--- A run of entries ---
* * *

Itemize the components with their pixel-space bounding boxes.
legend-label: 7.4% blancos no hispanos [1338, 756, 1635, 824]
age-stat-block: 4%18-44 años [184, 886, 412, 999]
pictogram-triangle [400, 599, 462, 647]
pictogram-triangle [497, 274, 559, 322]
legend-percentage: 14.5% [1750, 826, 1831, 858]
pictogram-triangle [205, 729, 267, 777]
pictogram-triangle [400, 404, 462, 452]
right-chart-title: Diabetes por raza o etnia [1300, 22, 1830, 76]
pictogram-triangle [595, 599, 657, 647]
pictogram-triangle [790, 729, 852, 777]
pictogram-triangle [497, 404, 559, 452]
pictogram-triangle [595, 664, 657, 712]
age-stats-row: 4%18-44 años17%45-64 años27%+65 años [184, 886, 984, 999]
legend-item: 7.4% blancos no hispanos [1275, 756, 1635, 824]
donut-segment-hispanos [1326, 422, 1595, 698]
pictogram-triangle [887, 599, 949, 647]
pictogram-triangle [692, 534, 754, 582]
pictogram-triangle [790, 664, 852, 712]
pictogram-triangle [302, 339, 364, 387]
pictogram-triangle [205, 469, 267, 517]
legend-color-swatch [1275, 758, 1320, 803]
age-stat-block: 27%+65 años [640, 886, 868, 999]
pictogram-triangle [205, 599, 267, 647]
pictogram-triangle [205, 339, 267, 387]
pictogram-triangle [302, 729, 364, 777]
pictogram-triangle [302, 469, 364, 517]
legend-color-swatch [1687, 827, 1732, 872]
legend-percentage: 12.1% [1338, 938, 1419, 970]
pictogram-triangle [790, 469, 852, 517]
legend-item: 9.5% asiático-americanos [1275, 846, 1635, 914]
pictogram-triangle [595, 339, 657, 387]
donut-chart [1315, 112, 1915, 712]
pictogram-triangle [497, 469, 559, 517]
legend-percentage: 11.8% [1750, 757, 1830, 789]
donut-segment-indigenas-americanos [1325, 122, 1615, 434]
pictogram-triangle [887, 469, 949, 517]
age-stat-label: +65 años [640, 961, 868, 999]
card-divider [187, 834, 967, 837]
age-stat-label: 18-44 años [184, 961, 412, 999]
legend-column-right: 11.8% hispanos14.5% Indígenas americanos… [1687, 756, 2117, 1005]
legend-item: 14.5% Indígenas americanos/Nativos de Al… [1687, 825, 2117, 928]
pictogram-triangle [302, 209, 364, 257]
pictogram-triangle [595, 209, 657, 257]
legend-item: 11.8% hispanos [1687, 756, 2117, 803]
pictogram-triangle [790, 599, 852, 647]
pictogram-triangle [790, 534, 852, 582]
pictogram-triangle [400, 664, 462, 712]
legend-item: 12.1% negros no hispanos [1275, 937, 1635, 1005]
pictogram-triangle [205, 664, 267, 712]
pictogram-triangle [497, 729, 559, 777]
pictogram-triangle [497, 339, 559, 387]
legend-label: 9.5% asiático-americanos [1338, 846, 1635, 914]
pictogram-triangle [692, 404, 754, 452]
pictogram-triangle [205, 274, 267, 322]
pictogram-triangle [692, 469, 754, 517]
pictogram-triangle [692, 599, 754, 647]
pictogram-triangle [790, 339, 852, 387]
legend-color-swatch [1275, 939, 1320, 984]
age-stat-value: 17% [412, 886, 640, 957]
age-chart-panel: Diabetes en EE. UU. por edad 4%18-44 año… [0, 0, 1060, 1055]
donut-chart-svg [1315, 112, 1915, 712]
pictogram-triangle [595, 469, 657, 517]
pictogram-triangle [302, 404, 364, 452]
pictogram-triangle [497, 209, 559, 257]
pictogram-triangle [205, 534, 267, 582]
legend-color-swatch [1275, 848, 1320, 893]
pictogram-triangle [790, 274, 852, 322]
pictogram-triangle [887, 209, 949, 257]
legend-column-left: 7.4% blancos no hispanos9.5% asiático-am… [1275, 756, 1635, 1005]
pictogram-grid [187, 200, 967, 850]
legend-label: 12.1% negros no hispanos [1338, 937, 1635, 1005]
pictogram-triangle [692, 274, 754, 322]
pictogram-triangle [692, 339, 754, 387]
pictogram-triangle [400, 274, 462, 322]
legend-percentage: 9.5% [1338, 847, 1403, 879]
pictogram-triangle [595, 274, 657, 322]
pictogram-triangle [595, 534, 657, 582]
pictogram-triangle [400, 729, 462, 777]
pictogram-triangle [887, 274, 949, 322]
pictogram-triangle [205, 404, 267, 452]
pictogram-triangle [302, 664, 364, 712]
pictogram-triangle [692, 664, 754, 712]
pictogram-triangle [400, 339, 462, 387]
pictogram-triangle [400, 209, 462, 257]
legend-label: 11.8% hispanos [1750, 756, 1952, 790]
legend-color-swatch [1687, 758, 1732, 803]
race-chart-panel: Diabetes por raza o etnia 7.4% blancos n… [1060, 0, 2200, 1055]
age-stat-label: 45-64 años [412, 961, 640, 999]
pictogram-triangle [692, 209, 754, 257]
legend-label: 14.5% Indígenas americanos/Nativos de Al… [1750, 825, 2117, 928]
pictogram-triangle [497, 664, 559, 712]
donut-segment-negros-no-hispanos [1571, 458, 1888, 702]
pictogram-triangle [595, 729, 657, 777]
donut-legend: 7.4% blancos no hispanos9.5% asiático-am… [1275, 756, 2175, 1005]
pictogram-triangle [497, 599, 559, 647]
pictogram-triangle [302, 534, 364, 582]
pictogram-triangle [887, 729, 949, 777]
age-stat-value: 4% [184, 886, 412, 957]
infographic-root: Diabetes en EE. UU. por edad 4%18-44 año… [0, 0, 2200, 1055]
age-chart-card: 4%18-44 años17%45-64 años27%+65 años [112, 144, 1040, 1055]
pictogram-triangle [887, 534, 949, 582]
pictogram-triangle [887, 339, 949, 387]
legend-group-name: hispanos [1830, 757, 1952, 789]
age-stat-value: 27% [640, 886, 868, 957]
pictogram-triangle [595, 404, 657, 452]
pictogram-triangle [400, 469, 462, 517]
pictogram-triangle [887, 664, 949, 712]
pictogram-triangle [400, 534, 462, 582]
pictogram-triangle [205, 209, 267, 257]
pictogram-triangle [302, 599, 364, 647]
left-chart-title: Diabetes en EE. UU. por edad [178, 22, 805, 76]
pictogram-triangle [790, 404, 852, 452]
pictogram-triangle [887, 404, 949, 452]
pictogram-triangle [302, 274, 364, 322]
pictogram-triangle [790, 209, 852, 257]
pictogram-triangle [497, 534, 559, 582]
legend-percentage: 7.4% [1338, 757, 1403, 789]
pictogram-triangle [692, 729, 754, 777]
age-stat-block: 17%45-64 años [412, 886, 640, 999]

* * *

--- Stated task ---
Reproduce, without any change, every line from the start of the entries through the line with "age-stat-label: 18-44 años", both included.

--- Answer to this exercise ---
Itemize the components with their pixel-space bounding boxes.
legend-label: 7.4% blancos no hispanos [1338, 756, 1635, 824]
age-stat-block: 4%18-44 años [184, 886, 412, 999]
pictogram-triangle [400, 599, 462, 647]
pictogram-triangle [497, 274, 559, 322]
legend-percentage: 14.5% [1750, 826, 1831, 858]
pictogram-triangle [205, 729, 267, 777]
pictogram-triangle [400, 404, 462, 452]
right-chart-title: Diabetes por raza o etnia [1300, 22, 1830, 76]
pictogram-triangle [595, 599, 657, 647]
pictogram-triangle [790, 729, 852, 777]
pictogram-triangle [497, 404, 559, 452]
pictogram-triangle [595, 664, 657, 712]
age-stats-row: 4%18-44 años17%45-64 años27%+65 años [184, 886, 984, 999]
legend-item: 7.4% blancos no hispanos [1275, 756, 1635, 824]
donut-segment-hispanos [1326, 422, 1595, 698]
pictogram-triangle [887, 599, 949, 647]
pictogram-triangle [692, 534, 754, 582]
pictogram-triangle [790, 664, 852, 712]
pictogram-triangle [302, 339, 364, 387]
pictogram-triangle [205, 469, 267, 517]
legend-color-swatch [1275, 758, 1320, 803]
age-stat-block: 27%+65 años [640, 886, 868, 999]
pictogram-triangle [205, 599, 267, 647]
pictogram-triangle [205, 339, 267, 387]
pictogram-triangle [302, 729, 364, 777]
pictogram-triangle [302, 469, 364, 517]
legend-color-swatch [1687, 827, 1732, 872]
legend-percentage: 12.1% [1338, 938, 1419, 970]
pictogram-triangle [790, 469, 852, 517]
legend-item: 9.5% asiático-americanos [1275, 846, 1635, 914]
pictogram-triangle [595, 339, 657, 387]
donut-chart [1315, 112, 1915, 712]
pictogram-triangle [497, 469, 559, 517]
legend-percentage: 11.8% [1750, 757, 1830, 789]
donut-segment-indigenas-americanos [1325, 122, 1615, 434]
pictogram-triangle [887, 469, 949, 517]
age-stat-label: +65 años [640, 961, 868, 999]
card-divider [187, 834, 967, 837]
age-stat-label: 18-44 años [184, 961, 412, 999]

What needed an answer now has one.